----- Provided records

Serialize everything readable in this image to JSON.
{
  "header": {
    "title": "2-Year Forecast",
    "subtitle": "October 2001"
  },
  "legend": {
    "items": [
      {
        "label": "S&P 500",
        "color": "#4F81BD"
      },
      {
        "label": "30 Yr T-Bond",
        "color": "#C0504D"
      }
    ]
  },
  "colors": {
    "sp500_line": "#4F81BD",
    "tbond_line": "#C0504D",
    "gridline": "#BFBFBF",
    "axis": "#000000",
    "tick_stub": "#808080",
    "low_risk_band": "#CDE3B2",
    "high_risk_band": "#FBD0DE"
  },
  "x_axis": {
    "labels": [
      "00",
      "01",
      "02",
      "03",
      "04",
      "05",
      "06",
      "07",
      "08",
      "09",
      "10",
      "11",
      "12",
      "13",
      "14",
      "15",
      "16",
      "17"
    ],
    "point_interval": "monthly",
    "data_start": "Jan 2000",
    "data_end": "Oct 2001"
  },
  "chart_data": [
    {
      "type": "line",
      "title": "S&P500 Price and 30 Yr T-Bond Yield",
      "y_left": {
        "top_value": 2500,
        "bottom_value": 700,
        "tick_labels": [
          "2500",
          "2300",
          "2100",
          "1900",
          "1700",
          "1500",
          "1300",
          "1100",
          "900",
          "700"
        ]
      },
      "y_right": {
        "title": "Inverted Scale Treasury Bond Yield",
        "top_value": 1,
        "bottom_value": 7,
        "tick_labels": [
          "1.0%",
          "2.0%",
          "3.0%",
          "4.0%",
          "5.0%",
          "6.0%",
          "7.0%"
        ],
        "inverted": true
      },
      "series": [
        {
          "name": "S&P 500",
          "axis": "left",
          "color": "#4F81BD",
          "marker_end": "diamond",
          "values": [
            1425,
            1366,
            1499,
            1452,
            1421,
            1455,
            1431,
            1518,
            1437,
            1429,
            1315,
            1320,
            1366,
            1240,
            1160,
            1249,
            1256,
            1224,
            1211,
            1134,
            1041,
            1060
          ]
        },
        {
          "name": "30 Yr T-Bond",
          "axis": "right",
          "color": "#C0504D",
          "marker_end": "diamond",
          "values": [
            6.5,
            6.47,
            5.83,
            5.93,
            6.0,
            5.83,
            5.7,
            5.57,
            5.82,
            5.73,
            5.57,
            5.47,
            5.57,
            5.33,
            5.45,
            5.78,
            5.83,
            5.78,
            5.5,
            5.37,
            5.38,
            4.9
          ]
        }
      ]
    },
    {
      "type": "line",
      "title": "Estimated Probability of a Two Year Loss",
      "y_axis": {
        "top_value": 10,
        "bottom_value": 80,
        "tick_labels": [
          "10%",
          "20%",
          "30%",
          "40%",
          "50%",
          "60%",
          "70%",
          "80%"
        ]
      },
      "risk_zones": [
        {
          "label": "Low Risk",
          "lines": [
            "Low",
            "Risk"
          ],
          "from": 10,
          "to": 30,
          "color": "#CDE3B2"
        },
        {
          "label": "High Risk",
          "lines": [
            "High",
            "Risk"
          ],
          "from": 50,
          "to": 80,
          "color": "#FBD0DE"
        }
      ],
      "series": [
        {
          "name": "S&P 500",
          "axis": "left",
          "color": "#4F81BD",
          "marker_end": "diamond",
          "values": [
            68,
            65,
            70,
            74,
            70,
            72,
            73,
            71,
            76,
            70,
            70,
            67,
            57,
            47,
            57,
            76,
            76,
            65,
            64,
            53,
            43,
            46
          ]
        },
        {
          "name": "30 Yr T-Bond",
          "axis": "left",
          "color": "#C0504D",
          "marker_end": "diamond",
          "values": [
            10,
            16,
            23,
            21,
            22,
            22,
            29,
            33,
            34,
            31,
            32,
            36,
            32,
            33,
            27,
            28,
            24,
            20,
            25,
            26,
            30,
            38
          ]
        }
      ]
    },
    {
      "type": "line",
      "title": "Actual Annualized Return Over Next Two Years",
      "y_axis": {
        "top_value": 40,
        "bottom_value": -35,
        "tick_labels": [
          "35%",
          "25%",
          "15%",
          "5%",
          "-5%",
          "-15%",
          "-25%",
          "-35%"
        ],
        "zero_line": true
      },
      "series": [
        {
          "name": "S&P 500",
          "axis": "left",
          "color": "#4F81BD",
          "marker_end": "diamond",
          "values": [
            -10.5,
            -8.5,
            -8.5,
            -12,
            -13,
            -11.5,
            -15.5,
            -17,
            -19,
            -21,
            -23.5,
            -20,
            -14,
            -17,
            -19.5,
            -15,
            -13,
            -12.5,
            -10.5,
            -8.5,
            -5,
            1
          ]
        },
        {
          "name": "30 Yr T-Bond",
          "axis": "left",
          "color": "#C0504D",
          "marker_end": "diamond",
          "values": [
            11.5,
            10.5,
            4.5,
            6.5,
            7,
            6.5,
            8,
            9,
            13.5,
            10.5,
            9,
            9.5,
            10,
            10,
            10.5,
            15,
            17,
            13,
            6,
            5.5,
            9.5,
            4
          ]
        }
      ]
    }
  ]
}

----------

# [Requirement]
Make an exact copy of all the data.

# [Worked answer]
Serialize everything readable in this image to JSON.
{
  "header": {
    "title": "2-Year Forecast",
    "subtitle": "October 2001"
  },
  "legend": {
    "items": [
      {
        "label": "S&P 500",
        "color": "#4F81BD"
      },
      {
        "label": "30 Yr T-Bond",
        "color": "#C0504D"
      }
    ]
  },
  "colors": {
    "sp500_line": "#4F81BD",
    "tbond_line": "#C0504D",
    "gridline": "#BFBFBF",
    "axis": "#000000",
    "tick_stub": "#808080",
    "low_risk_band": "#CDE3B2",
    "high_risk_band": "#FBD0DE"
  },
  "x_axis": {
    "labels": [
      "00",
      "01",
      "02",
      "03",
      "04",
      "05",
      "06",
      "07",
      "08",
      "09",
      "10",
      "11",
      "12",
      "13",
      "14",
      "15",
      "16",
      "17"
    ],
    "point_interval": "monthly",
    "data_start": "Jan 2000",
    "data_end": "Oct 2001"
  },
  "chart_data": [
    {
      "type": "line",
      "title": "S&P500 Price and 30 Yr T-Bond Yield",
      "y_left": {
        "top_value": 2500,
        "bottom_value": 700,
        "tick_labels": [
          "2500",
          "2300",
          "2100",
          "1900",
          "1700",
          "1500",
          "1300",
          "1100",
          "900",
          "700"
        ]
      },
      "y_right": {
        "title": "Inverted Scale Treasury Bond Yield",
        "top_value": 1,
        "bottom_value": 7,
        "tick_labels": [
          "1.0%",
          "2.0%",
          "3.0%",
          "4.0%",
          "5.0%",
          "6.0%",
          "7.0%"
        ],
        "inverted": true
      },
      "series": [
        {
          "name": "S&P 500",
          "axis": "left",
          "color": "#4F81BD",
          "marker_end": "diamond",
          "values": [
            1425,
            1366,
            1499,
            1452,
            1421,
            1455,
            1431,
            1518,
            1437,
            1429,
            1315,
            1320,
            1366,
            1240,
            1160,
            1249,
            1256,
            1224,
            1211,
            1134,
            1041,
            1060
          ]
        },
        {
          "name": "30 Yr T-Bond",
          "axis": "right",
          "color": "#C0504D",
          "marker_end": "diamond",
          "values": [
            6.5,
            6.47,
            5.83,
            5.93,
            6.0,
            5.83,
            5.7,
            5.57,
            5.82,
            5.73,
            5.57,
            5.47,
            5.57,
            5.33,
            5.45,
            5.78,
            5.83,
            5.78,
            5.5,
            5.37,
            5.38,
            4.9
          ]
        }
      ]
    },
    {
      "type": "line",
      "title": "Estimated Probability of a Two Year Loss",
      "y_axis": {
        "top_value": 10,
        "bottom_value": 80,
        "tick_labels": [
          "10%",
          "20%",
          "30%",
          "40%",
          "50%",
          "60%",
          "70%",
          "80%"
        ]
      },
      "risk_zones": [
        {
          "label": "Low Risk",
          "lines": [
            "Low",
            "Risk"
          ],
          "from": 10,
          "to": 30,
          "color": "#CDE3B2"
        },
        {
          "label": "High Risk",
          "lines": [
            "High",
            "Risk"
          ],
          "from": 50,
          "to": 80,
          "color": "#FBD0DE"
        }
      ],
      "series": [
        {
          "name": "S&P 500",
          "axis": "left",
          "color": "#4F81BD",
          "marker_end": "diamond",
          "values": [
            68,
            65,
            70,
            74,
            70,
            72,
            73,
            71,
            76,
            70,
            70,
            67,
            57,
            47,
            57,
            76,
            76,
            65,
            64,
            53,
            43,
            46
          ]
        },
        {
          "name": "30 Yr T-Bond",
          "axis": "left",
          "color": "#C0504D",
          "marker_end": "diamond",
          "values": [
            10,
            16,
            23,
            21,
            22,
            22,
            29,
            33,
            34,
            31,
            32,
            36,
            32,
            33,
            27,
            28,
            24,
            20,
            25,
            26,
            30,
            38
          ]
        }
      ]
    },
    {
      "type": "line",
      "title": "Actual Annualized Return Over Next Two Years",
      "y_axis": {
        "top_value": 40,
        "bottom_value": -35,
        "tick_labels": [
          "35%",
          "25%",
          "15%",
          "5%",
          "-5%",
          "-15%",
          "-25%",
          "-35%"
        ],
        "zero_line": true
      },
      "series": [
        {
          "name": "S&P 500",
          "axis": "left",
          "color": "#4F81BD",
          "marker_end": "diamond",
          "values": [
            -10.5,
            -8.5,
            -8.5,
            -12,
            -13,
            -11.5,
            -15.5,
            -17,
            -19,
            -21,
            -23.5,
            -20,
            -14,
            -17,
            -19.5,
            -15,
            -13,
            -12.5,
            -10.5,
            -8.5,
            -5,
            1
          ]
        },
        {
          "name": "30 Yr T-Bond",
          "axis": "left",
          "color": "#C0504D",
          "marker_end": "diamond",
          "values": [
            11.5,
            10.5,
            4.5,
            6.5,
            7,
            6.5,
            8,
            9,
            13.5,
            10.5,
            9,
            9.5,
            10,
            10,
            10.5,
            15,
            17,
            13,
            6,
            5.5,
            9.5,
            4
          ]
        }
      ]
    }
  ]
}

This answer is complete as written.